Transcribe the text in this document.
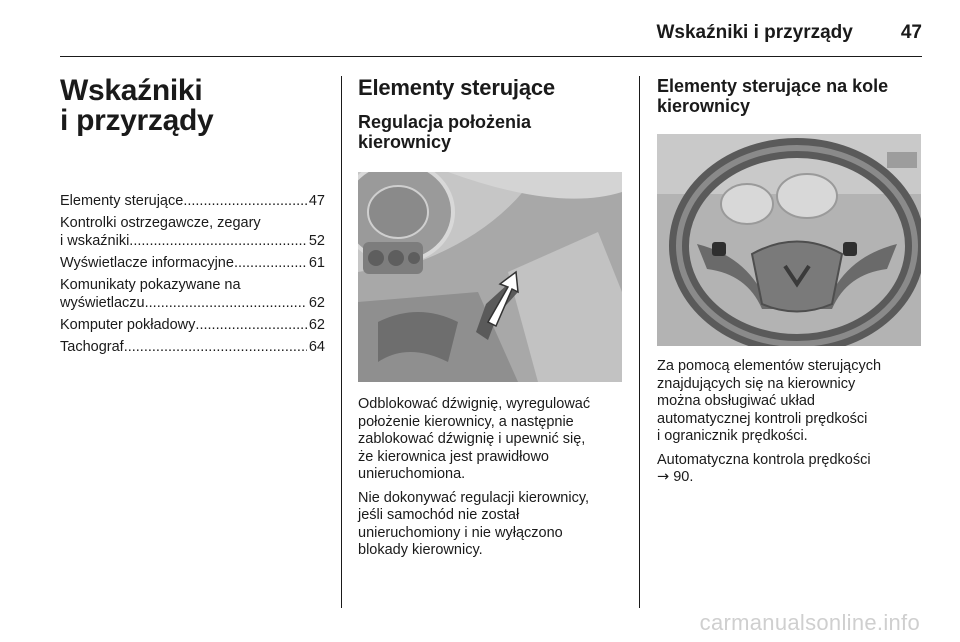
Wskaźniki i przyrządy	47
Wskaźniki
i przyrządy
Elementy sterujące .....	47
Kontrolki ostrzegawcze, zegary
i wskaźniki .....	52
Wyświetlacze informacyjne .....	61
Komunikaty pokazywane na
wyświetlaczu .....	62
Komputer pokładowy .....	62
Tachograf .....	64
Elementy sterujące
Regulacja położenia
kierownicy

Odblokować dźwignię, wyregulować
położenie kierownicy, a następnie
zablokować dźwignię i upewnić się,
że kierownica jest prawidłowo
unieruchomiona.

Nie dokonywać regulacji kierownicy,
jeśli samochód nie został
unieruchomiony i nie wyłączono
blokady kierownicy.

Elementy sterujące na kole
kierownicy

Za pomocą elementów sterujących
znajdujących się na kierownicy
można obsługiwać układ
automatycznej kontroli prędkości
i ogranicznik prędkości.

Automatyczna kontrola prędkości
→ 90.

carmanualsonline.info
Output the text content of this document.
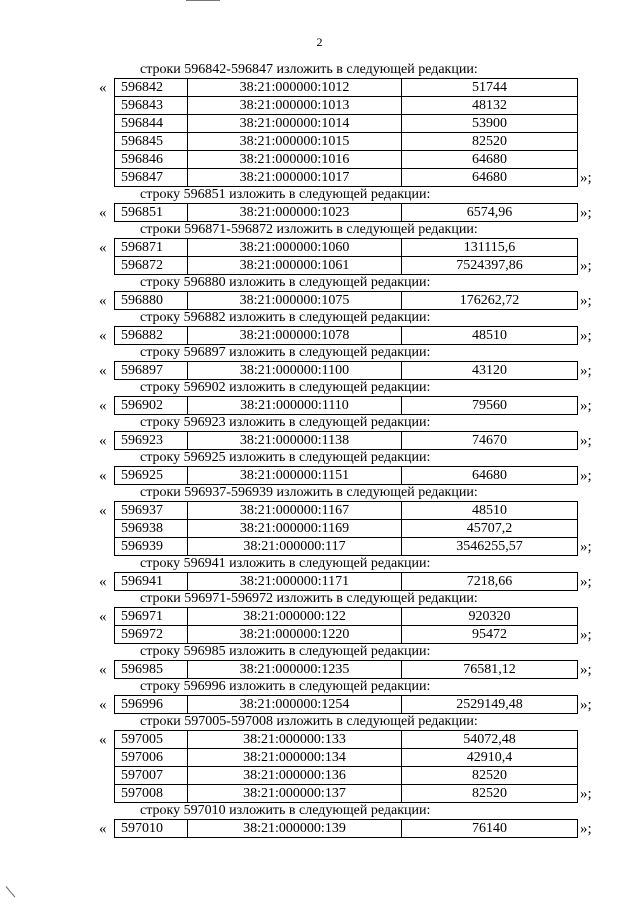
2
строки 596842-596847 изложить в следующей редакции:
« 596842	38:21:000000:1012	51744
596843	38:21:000000:1013	48132
596844	38:21:000000:1014	53900
596845	38:21:000000:1015	82520
596846	38:21:000000:1016	64680
596847	38:21:000000:1017	64680	»;
строку 596851 изложить в следующей редакции:
« 596851	38:21:000000:1023	6574,96	»;
строки 596871-596872 изложить в следующей редакции:
« 596871	38:21:000000:1060	131115,6
596872	38:21:000000:1061	7524397,86	»;
строку 596880 изложить в следующей редакции:
« 596880	38:21:000000:1075	176262,72	»;
строку 596882 изложить в следующей редакции:
« 596882	38:21:000000:1078	48510	»;
строку 596897 изложить в следующей редакции:
« 596897	38:21:000000:1100	43120	»;
строку 596902 изложить в следующей редакции:
« 596902	38:21:000000:1110	79560	»;
строку 596923 изложить в следующей редакции:
« 596923	38:21:000000:1138	74670	»;
строку 596925 изложить в следующей редакции:
« 596925	38:21:000000:1151	64680	»;
строки 596937-596939 изложить в следующей редакции:
« 596937	38:21:000000:1167	48510
596938	38:21:000000:1169	45707,2
596939	38:21:000000:117	3546255,57	»;
строку 596941 изложить в следующей редакции:
« 596941	38:21:000000:1171	7218,66	»;
строки 596971-596972 изложить в следующей редакции:
« 596971	38:21:000000:122	920320
596972	38:21:000000:1220	95472	»;
строку 596985 изложить в следующей редакции:
« 596985	38:21:000000:1235	76581,12	»;
строку 596996 изложить в следующей редакции:
« 596996	38:21:000000:1254	2529149,48	»;
строки 597005-597008 изложить в следующей редакции:
« 597005	38:21:000000:133	54072,48
597006	38:21:000000:134	42910,4
597007	38:21:000000:136	82520
597008	38:21:000000:137	82520	»;
строку 597010 изложить в следующей редакции:
« 597010	38:21:000000:139	76140	»;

-------

= Aim of the exercise =
Filter the entries above down to the lines containing the word "przyrządy".

= Final result =
Wskaźniki i przyrządy	47
i przyrządy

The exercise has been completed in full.